═══ Data section

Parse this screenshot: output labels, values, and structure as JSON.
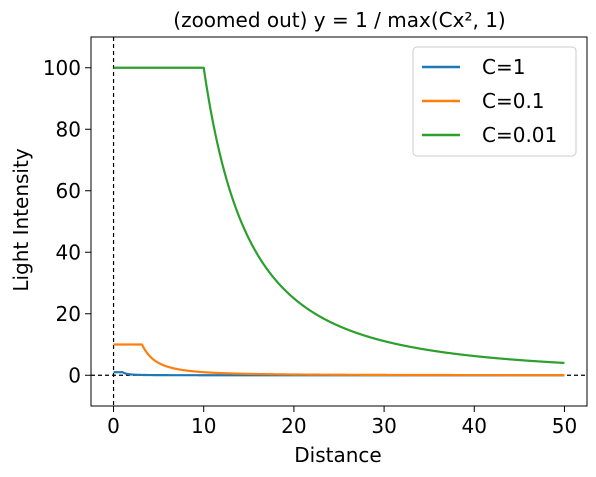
{
  "chart_data": {
    "type": "line",
    "title": "(zoomed out) y = 1 / max(Cx², 1)",
    "xlabel": "Distance",
    "ylabel": "Light Intensity",
    "xlim": [
      -2.5,
      52.5
    ],
    "ylim": [
      -10,
      110
    ],
    "xticks": [
      0,
      10,
      20,
      30,
      40,
      50
    ],
    "yticks": [
      0,
      20,
      40,
      60,
      80,
      100
    ],
    "grid": false,
    "legend_position": "top-right",
    "reference_lines": {
      "vertical_x": 0,
      "horizontal_y": 0,
      "style": "dashed",
      "color": "#000000"
    },
    "x_domain": [
      0,
      50
    ],
    "series": [
      {
        "name": "C=1",
        "C": 1,
        "color": "#1f77b4"
      },
      {
        "name": "C=0.1",
        "C": 0.1,
        "color": "#ff7f0e"
      },
      {
        "name": "C=0.01",
        "C": 0.01,
        "color": "#2ca02c"
      }
    ]
  }
}
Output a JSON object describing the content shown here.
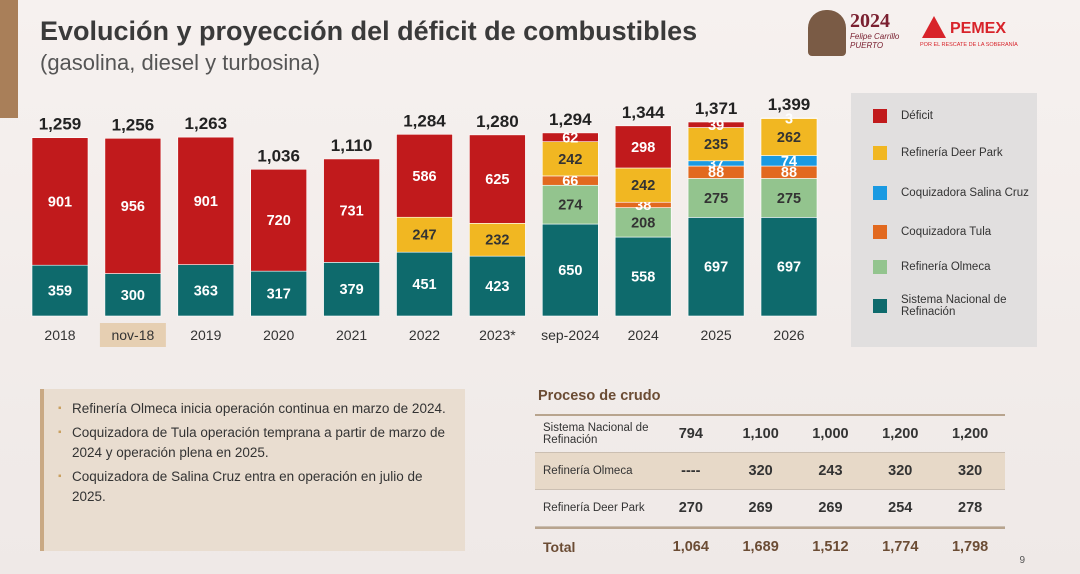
{
  "title": "Evolución y proyección del déficit de combustibles",
  "subtitle": "(gasolina, diesel y turbosina)",
  "logos": {
    "year": "2024",
    "name": "Felipe Carrillo PUERTO",
    "brand": "PEMEX",
    "motto": "POR EL RESCATE DE LA SOBERANÍA"
  },
  "chart_data": {
    "type": "stacked_bar",
    "categories": [
      "2018",
      "nov-18",
      "2019",
      "2020",
      "2021",
      "2022",
      "2023*",
      "sep-2024",
      "2024",
      "2025",
      "2026"
    ],
    "highlight_category": "nov-18",
    "series": [
      {
        "name": "Sistema Nacional de Refinación",
        "color": "#0e6a6c",
        "values": [
          359,
          300,
          363,
          317,
          379,
          451,
          423,
          650,
          558,
          697,
          697
        ]
      },
      {
        "name": "Refinería Olmeca",
        "color": "#93c48e",
        "values": [
          null,
          null,
          null,
          null,
          null,
          null,
          null,
          274,
          208,
          275,
          275
        ]
      },
      {
        "name": "Coquizadora Tula",
        "color": "#e2691f",
        "values": [
          null,
          null,
          null,
          null,
          null,
          null,
          null,
          66,
          38,
          88,
          88
        ]
      },
      {
        "name": "Coquizadora Salina Cruz",
        "color": "#1a9ae2",
        "values": [
          null,
          null,
          null,
          null,
          null,
          null,
          null,
          null,
          null,
          37,
          74
        ]
      },
      {
        "name": "Refinería Deer Park",
        "color": "#f1b722",
        "values": [
          null,
          null,
          null,
          null,
          null,
          247,
          232,
          242,
          242,
          235,
          262
        ]
      },
      {
        "name": "Déficit",
        "color": "#c11a1c",
        "values": [
          901,
          956,
          901,
          720,
          731,
          586,
          625,
          62,
          298,
          39,
          3
        ]
      }
    ],
    "totals": {
      "values": [
        1259,
        1256,
        1263,
        1036,
        1110,
        1284,
        1280,
        1294,
        1344,
        1371,
        1399
      ],
      "value_labels": [
        "1,259",
        "1,256",
        "1,263",
        "1,036",
        "1,110",
        "1,284",
        "1,280",
        "1,294",
        "1,344",
        "1,371",
        "1,399"
      ]
    }
  },
  "bullets": [
    "Refinería Olmeca inicia operación continua en marzo de 2024.",
    "Coquizadora de Tula operación temprana a partir de marzo de 2024 y operación plena en 2025.",
    "Coquizadora de Salina Cruz entra en operación en julio de 2025."
  ],
  "table": {
    "title": "Proceso de crudo",
    "rows": [
      [
        "Sistema Nacional de Refinación",
        "794",
        "1,100",
        "1,000",
        "1,200",
        "1,200"
      ],
      [
        "Refinería Olmeca",
        "----",
        "320",
        "243",
        "320",
        "320"
      ],
      [
        "Refinería Deer Park",
        "270",
        "269",
        "269",
        "254",
        "278"
      ],
      [
        "Total",
        "1,064",
        "1,689",
        "1,512",
        "1,774",
        "1,798"
      ]
    ]
  },
  "page_number": "9"
}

══════

Exercise instructions:
In the records above, find each line with the word "JSON" and copy it.

Task result:
Parse this screenshot: output labels, values, and structure as JSON.
Output a JSON object describing the content shown here.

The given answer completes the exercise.